Dataset rows.
****************
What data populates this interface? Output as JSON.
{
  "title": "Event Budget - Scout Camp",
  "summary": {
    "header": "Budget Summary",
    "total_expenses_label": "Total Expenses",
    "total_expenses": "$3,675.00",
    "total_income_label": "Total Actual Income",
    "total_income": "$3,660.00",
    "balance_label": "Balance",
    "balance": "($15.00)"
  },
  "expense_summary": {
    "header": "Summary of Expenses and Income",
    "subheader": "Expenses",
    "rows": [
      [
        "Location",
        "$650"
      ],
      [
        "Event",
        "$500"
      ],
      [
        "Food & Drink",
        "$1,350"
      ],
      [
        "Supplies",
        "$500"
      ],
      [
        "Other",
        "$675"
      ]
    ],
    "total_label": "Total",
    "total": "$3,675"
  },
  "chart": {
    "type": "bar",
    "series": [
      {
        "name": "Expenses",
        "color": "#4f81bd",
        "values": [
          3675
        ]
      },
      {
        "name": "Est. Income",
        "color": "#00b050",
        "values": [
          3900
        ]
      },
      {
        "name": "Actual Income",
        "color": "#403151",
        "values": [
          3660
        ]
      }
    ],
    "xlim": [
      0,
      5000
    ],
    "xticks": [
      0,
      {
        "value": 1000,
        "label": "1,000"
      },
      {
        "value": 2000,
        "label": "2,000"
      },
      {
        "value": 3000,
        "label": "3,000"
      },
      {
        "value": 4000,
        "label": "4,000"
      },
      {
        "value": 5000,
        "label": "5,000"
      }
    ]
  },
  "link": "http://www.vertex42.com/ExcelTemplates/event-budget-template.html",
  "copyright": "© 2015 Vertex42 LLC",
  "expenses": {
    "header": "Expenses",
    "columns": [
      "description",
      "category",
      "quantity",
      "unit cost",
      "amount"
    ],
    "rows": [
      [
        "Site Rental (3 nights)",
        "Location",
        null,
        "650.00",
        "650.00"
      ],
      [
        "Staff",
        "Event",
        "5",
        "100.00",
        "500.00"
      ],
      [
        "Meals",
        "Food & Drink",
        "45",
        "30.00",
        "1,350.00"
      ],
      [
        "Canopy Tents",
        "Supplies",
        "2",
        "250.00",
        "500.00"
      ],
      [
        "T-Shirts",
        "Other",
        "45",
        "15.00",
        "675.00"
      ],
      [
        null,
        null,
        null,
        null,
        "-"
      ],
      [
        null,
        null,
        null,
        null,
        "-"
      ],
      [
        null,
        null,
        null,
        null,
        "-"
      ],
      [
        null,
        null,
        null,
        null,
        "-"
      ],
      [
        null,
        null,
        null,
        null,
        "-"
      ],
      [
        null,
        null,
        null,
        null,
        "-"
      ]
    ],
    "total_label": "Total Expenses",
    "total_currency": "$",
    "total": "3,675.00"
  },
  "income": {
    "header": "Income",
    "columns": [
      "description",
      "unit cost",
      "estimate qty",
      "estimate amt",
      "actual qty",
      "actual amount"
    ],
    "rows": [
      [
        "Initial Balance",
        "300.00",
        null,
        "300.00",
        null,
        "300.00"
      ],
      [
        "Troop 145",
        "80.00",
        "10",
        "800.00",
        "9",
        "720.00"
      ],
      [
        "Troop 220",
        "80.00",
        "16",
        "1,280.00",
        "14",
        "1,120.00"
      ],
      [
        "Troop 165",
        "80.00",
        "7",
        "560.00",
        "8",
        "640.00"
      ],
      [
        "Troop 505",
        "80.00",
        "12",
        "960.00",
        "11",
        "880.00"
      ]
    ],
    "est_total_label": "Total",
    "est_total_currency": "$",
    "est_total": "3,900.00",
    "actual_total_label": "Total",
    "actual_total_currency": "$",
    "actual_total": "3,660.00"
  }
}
****************
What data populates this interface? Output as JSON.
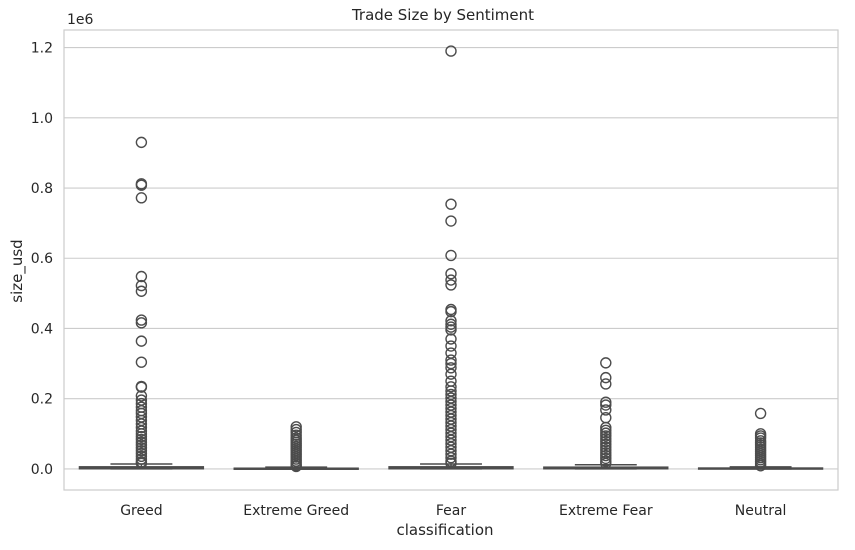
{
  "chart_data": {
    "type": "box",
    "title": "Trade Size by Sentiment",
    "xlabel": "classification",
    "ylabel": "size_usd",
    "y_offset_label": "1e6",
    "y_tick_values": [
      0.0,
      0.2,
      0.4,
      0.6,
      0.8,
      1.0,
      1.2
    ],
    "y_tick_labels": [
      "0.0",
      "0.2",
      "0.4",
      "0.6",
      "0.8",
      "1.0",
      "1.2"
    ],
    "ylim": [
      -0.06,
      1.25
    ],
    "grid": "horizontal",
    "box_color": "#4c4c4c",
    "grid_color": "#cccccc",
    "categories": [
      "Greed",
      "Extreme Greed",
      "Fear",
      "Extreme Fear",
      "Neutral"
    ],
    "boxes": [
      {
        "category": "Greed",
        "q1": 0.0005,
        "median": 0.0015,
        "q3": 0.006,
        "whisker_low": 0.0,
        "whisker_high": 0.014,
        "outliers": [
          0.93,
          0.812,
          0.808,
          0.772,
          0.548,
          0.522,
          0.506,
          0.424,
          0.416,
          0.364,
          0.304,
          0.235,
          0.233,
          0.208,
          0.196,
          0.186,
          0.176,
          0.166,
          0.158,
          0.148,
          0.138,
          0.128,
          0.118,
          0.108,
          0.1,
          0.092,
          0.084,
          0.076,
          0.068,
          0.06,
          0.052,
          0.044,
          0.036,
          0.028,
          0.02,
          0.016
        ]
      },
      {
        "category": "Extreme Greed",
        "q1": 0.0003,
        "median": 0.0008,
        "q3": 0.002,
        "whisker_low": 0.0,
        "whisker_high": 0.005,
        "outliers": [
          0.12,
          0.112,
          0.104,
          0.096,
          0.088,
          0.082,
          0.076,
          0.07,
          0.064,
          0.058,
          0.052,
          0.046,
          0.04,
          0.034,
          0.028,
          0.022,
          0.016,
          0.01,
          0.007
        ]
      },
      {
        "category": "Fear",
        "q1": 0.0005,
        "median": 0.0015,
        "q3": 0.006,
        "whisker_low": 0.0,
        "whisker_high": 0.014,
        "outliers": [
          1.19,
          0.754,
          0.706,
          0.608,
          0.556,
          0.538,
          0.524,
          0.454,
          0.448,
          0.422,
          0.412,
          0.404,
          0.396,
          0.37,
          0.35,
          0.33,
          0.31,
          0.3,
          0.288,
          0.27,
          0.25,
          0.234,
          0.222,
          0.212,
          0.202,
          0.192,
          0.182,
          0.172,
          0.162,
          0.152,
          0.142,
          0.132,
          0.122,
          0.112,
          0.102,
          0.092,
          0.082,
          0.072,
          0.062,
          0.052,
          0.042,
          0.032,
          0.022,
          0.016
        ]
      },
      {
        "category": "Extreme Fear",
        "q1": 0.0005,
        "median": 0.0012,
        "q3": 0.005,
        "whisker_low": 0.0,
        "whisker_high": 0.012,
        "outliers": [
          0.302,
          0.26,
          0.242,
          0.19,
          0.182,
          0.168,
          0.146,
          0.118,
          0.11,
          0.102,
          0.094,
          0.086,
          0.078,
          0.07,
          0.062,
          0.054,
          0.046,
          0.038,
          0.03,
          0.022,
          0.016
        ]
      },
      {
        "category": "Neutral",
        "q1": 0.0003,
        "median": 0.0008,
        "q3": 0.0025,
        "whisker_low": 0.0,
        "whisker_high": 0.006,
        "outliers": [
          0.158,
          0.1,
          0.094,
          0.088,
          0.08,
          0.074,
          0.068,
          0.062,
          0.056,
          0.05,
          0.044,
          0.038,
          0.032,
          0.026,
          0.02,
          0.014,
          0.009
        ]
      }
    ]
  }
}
****************
Prompt.
Tally up the lines holding the string "Troop" in this listing, and report the total alone.

Response.
4